### Challenge
Return the entries below in their exact form, leaving the pictures out.

++++

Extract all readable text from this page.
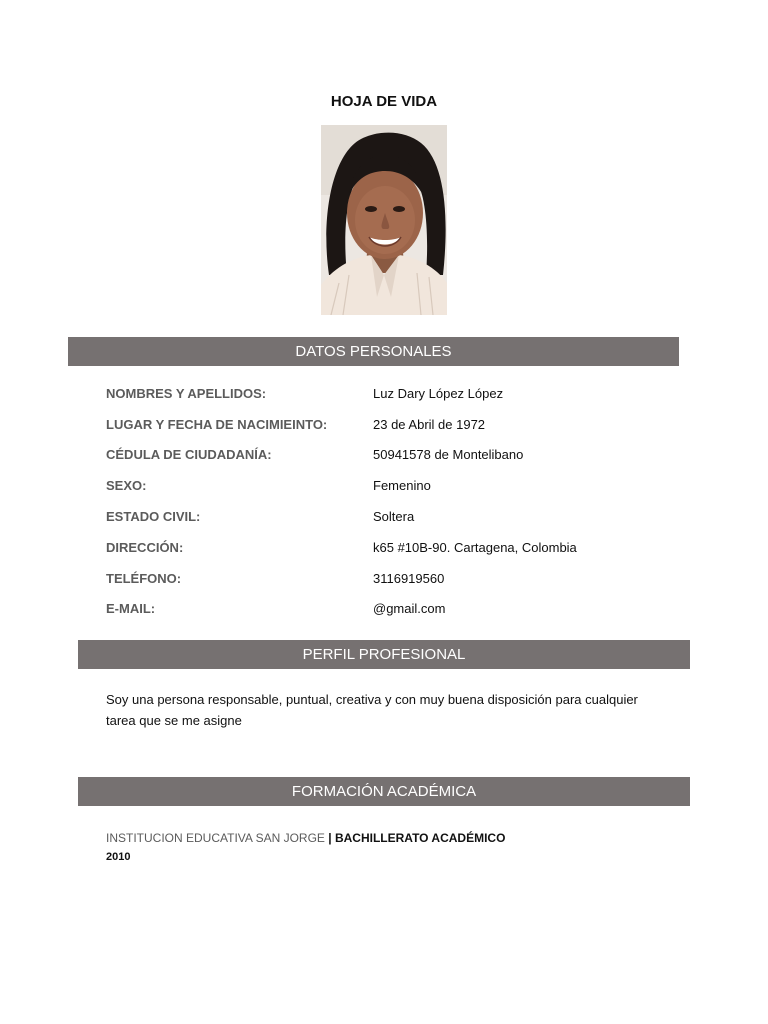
HOJA DE VIDA
DATOS PERSONALES
NOMBRES Y APELLIDOS:	Luz Dary López López
LUGAR Y FECHA DE NACIMIEINTO:	23 de Abril de 1972
CÉDULA DE CIUDADANÍA:	50941578 de Montelibano
SEXO:	Femenino
ESTADO CIVIL:	Soltera
DIRECCIÓN:	k65 #10B-90. Cartagena, Colombia
TELÉFONO:	3116919560
E-MAIL:	@gmail.com
PERFIL PROFESIONAL
Soy una persona responsable, puntual, creativa y con muy buena disposición para cualquier tarea que se me asigne
FORMACIÓN ACADÉMICA
INSTITUCION EDUCATIVA SAN JORGE | BACHILLERATO ACADÉMICO
2010
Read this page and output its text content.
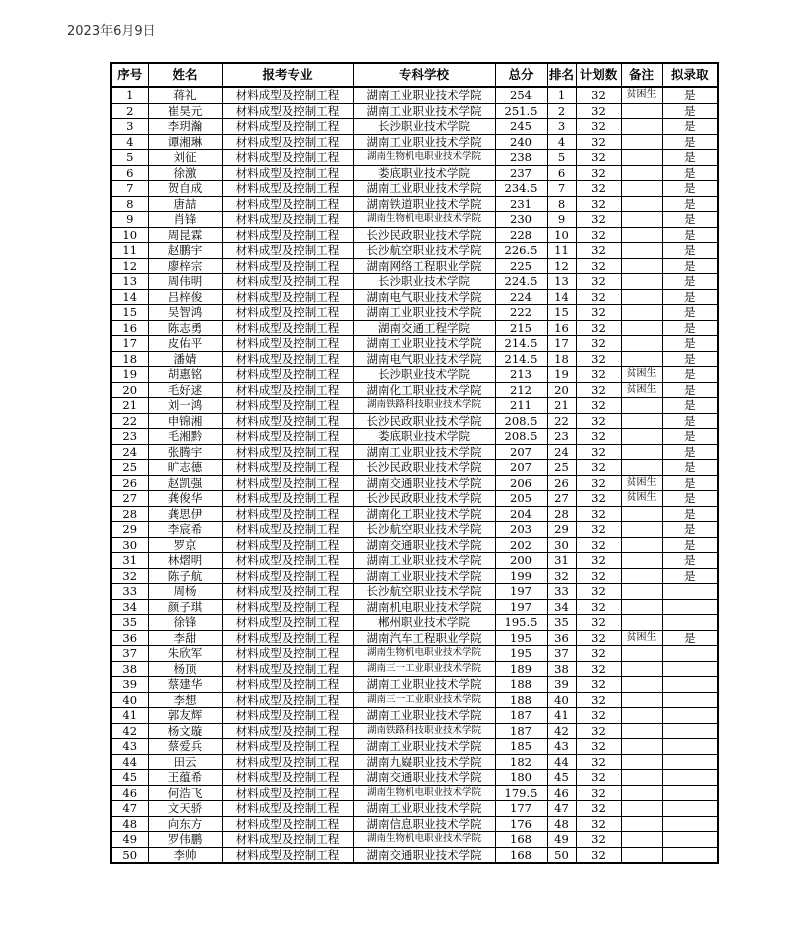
2023年6月9日
序号	姓名	报考专业	专科学校	总分	排名	计划数	备注	拟录取
1	蒋礼	材料成型及控制工程	湖南工业职业技术学院	254	1	32	贫困生	是
2	崔昊元	材料成型及控制工程	湖南工业职业技术学院	251.5	2	32		是
3	李玥瀚	材料成型及控制工程	长沙职业技术学院	245	3	32		是
4	谭湘琳	材料成型及控制工程	湖南工业职业技术学院	240	4	32		是
5	刘征	材料成型及控制工程	湖南生物机电职业技术学院	238	5	32		是
6	徐激	材料成型及控制工程	娄底职业技术学院	237	6	32		是
7	贺自成	材料成型及控制工程	湖南工业职业技术学院	234.5	7	32		是
8	唐喆	材料成型及控制工程	湖南铁道职业技术学院	231	8	32		是
9	肖锋	材料成型及控制工程	湖南生物机电职业技术学院	230	9	32		是
10	周昆霖	材料成型及控制工程	长沙民政职业技术学院	228	10	32		是
11	赵鹏宇	材料成型及控制工程	长沙航空职业技术学院	226.5	11	32		是
12	廖梓宗	材料成型及控制工程	湖南网络工程职业学院	225	12	32		是
13	周伟明	材料成型及控制工程	长沙职业技术学院	224.5	13	32		是
14	吕梓俊	材料成型及控制工程	湖南电气职业技术学院	224	14	32		是
15	吴智鸿	材料成型及控制工程	湖南工业职业技术学院	222	15	32		是
16	陈志勇	材料成型及控制工程	湖南交通工程学院	215	16	32		是
17	皮佑平	材料成型及控制工程	湖南工业职业技术学院	214.5	17	32		是
18	潘婧	材料成型及控制工程	湖南电气职业技术学院	214.5	18	32		是
19	胡惠铭	材料成型及控制工程	长沙职业技术学院	213	19	32	贫困生	是
20	毛好逑	材料成型及控制工程	湖南化工职业技术学院	212	20	32	贫困生	是
21	刘一鸿	材料成型及控制工程	湖南铁路科技职业技术学院	211	21	32		是
22	申锦湘	材料成型及控制工程	长沙民政职业技术学院	208.5	22	32		是
23	毛湘黔	材料成型及控制工程	娄底职业技术学院	208.5	23	32		是
24	张腾宇	材料成型及控制工程	湖南工业职业技术学院	207	24	32		是
25	旷志德	材料成型及控制工程	长沙民政职业技术学院	207	25	32		是
26	赵凯强	材料成型及控制工程	湖南交通职业技术学院	206	26	32	贫困生	是
27	龚俊华	材料成型及控制工程	长沙民政职业技术学院	205	27	32	贫困生	是
28	龚思伊	材料成型及控制工程	湖南化工职业技术学院	204	28	32		是
29	李宸希	材料成型及控制工程	长沙航空职业技术学院	203	29	32		是
30	罗京	材料成型及控制工程	湖南交通职业技术学院	202	30	32		是
31	林熠明	材料成型及控制工程	湖南工业职业技术学院	200	31	32		是
32	陈子航	材料成型及控制工程	湖南工业职业技术学院	199	32	32		是
33	周杨	材料成型及控制工程	长沙航空职业技术学院	197	33	32		
34	颜子琪	材料成型及控制工程	湖南机电职业技术学院	197	34	32		
35	徐锋	材料成型及控制工程	郴州职业技术学院	195.5	35	32		
36	李甜	材料成型及控制工程	湖南汽车工程职业学院	195	36	32	贫困生	是
37	朱欣军	材料成型及控制工程	湖南生物机电职业技术学院	195	37	32		
38	杨顶	材料成型及控制工程	湖南三一工业职业技术学院	189	38	32		
39	蔡建华	材料成型及控制工程	湖南工业职业技术学院	188	39	32		
40	李想	材料成型及控制工程	湖南三一工业职业技术学院	188	40	32		
41	郭友辉	材料成型及控制工程	湖南工业职业技术学院	187	41	32		
42	杨文璇	材料成型及控制工程	湖南铁路科技职业技术学院	187	42	32		
43	蔡爱兵	材料成型及控制工程	湖南工业职业技术学院	185	43	32		
44	田云	材料成型及控制工程	湖南九嶷职业技术学院	182	44	32		
45	王蕴希	材料成型及控制工程	湖南交通职业技术学院	180	45	32		
46	何浩飞	材料成型及控制工程	湖南生物机电职业技术学院	179.5	46	32		
47	文天骄	材料成型及控制工程	湖南工业职业技术学院	177	47	32		
48	向东方	材料成型及控制工程	湖南信息职业技术学院	176	48	32		
49	罗伟鹏	材料成型及控制工程	湖南生物机电职业技术学院	168	49	32		
50	李帅	材料成型及控制工程	湖南交通职业技术学院	168	50	32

++++

### Completed exercise
Extract all readable text from this page.
HOJA DE VIDA
DATOS PERSONALES
NOMBRES Y APELLIDOS:	Luz Dary López López
LUGAR Y FECHA DE NACIMIEINTO:	23 de Abril de 1972
CÉDULA DE CIUDADANÍA:	50941578 de Montelibano
SEXO:	Femenino
ESTADO CIVIL:	Soltera
DIRECCIÓN:	k65 #10B-90. Cartagena, Colombia
TELÉFONO:	3116919560
E-MAIL:	@gmail.com
PERFIL PROFESIONAL
Soy una persona responsable, puntual, creativa y con muy buena disposición para cualquier tarea que se me asigne
FORMACIÓN ACADÉMICA
INSTITUCION EDUCATIVA SAN JORGE | BACHILLERATO ACADÉMICO
2010
Read this page and output its text content.
2023年6月9日
序号	姓名	报考专业	专科学校	总分	排名	计划数	备注	拟录取
1	蒋礼	材料成型及控制工程	湖南工业职业技术学院	254	1	32	贫困生	是
2	崔昊元	材料成型及控制工程	湖南工业职业技术学院	251.5	2	32		是
3	李玥瀚	材料成型及控制工程	长沙职业技术学院	245	3	32		是
4	谭湘琳	材料成型及控制工程	湖南工业职业技术学院	240	4	32		是
5	刘征	材料成型及控制工程	湖南生物机电职业技术学院	238	5	32		是
6	徐激	材料成型及控制工程	娄底职业技术学院	237	6	32		是
7	贺自成	材料成型及控制工程	湖南工业职业技术学院	234.5	7	32		是
8	唐喆	材料成型及控制工程	湖南铁道职业技术学院	231	8	32		是
9	肖锋	材料成型及控制工程	湖南生物机电职业技术学院	230	9	32		是
10	周昆霖	材料成型及控制工程	长沙民政职业技术学院	228	10	32		是
11	赵鹏宇	材料成型及控制工程	长沙航空职业技术学院	226.5	11	32		是
12	廖梓宗	材料成型及控制工程	湖南网络工程职业学院	225	12	32		是
13	周伟明	材料成型及控制工程	长沙职业技术学院	224.5	13	32		是
14	吕梓俊	材料成型及控制工程	湖南电气职业技术学院	224	14	32		是
15	吴智鸿	材料成型及控制工程	湖南工业职业技术学院	222	15	32		是
16	陈志勇	材料成型及控制工程	湖南交通工程学院	215	16	32		是
17	皮佑平	材料成型及控制工程	湖南工业职业技术学院	214.5	17	32		是
18	潘婧	材料成型及控制工程	湖南电气职业技术学院	214.5	18	32		是
19	胡惠铭	材料成型及控制工程	长沙职业技术学院	213	19	32	贫困生	是
20	毛好逑	材料成型及控制工程	湖南化工职业技术学院	212	20	32	贫困生	是
21	刘一鸿	材料成型及控制工程	湖南铁路科技职业技术学院	211	21	32		是
22	申锦湘	材料成型及控制工程	长沙民政职业技术学院	208.5	22	32		是
23	毛湘黔	材料成型及控制工程	娄底职业技术学院	208.5	23	32		是
24	张腾宇	材料成型及控制工程	湖南工业职业技术学院	207	24	32		是
25	旷志德	材料成型及控制工程	长沙民政职业技术学院	207	25	32		是
26	赵凯强	材料成型及控制工程	湖南交通职业技术学院	206	26	32	贫困生	是
27	龚俊华	材料成型及控制工程	长沙民政职业技术学院	205	27	32	贫困生	是
28	龚思伊	材料成型及控制工程	湖南化工职业技术学院	204	28	32		是
29	李宸希	材料成型及控制工程	长沙航空职业技术学院	203	29	32		是
30	罗京	材料成型及控制工程	湖南交通职业技术学院	202	30	32		是
31	林熠明	材料成型及控制工程	湖南工业职业技术学院	200	31	32		是
32	陈子航	材料成型及控制工程	湖南工业职业技术学院	199	32	32		是
33	周杨	材料成型及控制工程	长沙航空职业技术学院	197	33	32		
34	颜子琪	材料成型及控制工程	湖南机电职业技术学院	197	34	32		
35	徐锋	材料成型及控制工程	郴州职业技术学院	195.5	35	32		
36	李甜	材料成型及控制工程	湖南汽车工程职业学院	195	36	32	贫困生	是
37	朱欣军	材料成型及控制工程	湖南生物机电职业技术学院	195	37	32		
38	杨顶	材料成型及控制工程	湖南三一工业职业技术学院	189	38	32		
39	蔡建华	材料成型及控制工程	湖南工业职业技术学院	188	39	32		
40	李想	材料成型及控制工程	湖南三一工业职业技术学院	188	40	32		
41	郭友辉	材料成型及控制工程	湖南工业职业技术学院	187	41	32		
42	杨文璇	材料成型及控制工程	湖南铁路科技职业技术学院	187	42	32		
43	蔡爱兵	材料成型及控制工程	湖南工业职业技术学院	185	43	32		
44	田云	材料成型及控制工程	湖南九嶷职业技术学院	182	44	32		
45	王蕴希	材料成型及控制工程	湖南交通职业技术学院	180	45	32		
46	何浩飞	材料成型及控制工程	湖南生物机电职业技术学院	179.5	46	32		
47	文天骄	材料成型及控制工程	湖南工业职业技术学院	177	47	32		
48	向东方	材料成型及控制工程	湖南信息职业技术学院	176	48	32		
49	罗伟鹏	材料成型及控制工程	湖南生物机电职业技术学院	168	49	32		
50	李帅	材料成型及控制工程	湖南交通职业技术学院	168	50	32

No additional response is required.